◆ **ENTRIES PROVIDED**:

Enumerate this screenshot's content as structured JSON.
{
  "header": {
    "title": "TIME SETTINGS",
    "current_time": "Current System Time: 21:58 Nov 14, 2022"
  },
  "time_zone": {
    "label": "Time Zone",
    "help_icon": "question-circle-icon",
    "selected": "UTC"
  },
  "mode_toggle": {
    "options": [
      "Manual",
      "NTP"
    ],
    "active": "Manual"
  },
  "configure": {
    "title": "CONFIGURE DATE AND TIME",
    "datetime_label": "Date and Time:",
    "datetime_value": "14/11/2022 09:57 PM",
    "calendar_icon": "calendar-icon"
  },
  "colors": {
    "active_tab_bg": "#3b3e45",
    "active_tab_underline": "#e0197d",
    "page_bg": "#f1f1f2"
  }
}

◆ **WORK INSTRUCTIONS**: Write out the whole listing exactly.

◆ **FINISHED TASK**:
Enumerate this screenshot's content as structured JSON.
{
  "header": {
    "title": "TIME SETTINGS",
    "current_time": "Current System Time: 21:58 Nov 14, 2022"
  },
  "time_zone": {
    "label": "Time Zone",
    "help_icon": "question-circle-icon",
    "selected": "UTC"
  },
  "mode_toggle": {
    "options": [
      "Manual",
      "NTP"
    ],
    "active": "Manual"
  },
  "configure": {
    "title": "CONFIGURE DATE AND TIME",
    "datetime_label": "Date and Time:",
    "datetime_value": "14/11/2022 09:57 PM",
    "calendar_icon": "calendar-icon"
  },
  "colors": {
    "active_tab_bg": "#3b3e45",
    "active_tab_underline": "#e0197d",
    "page_bg": "#f1f1f2"
  }
}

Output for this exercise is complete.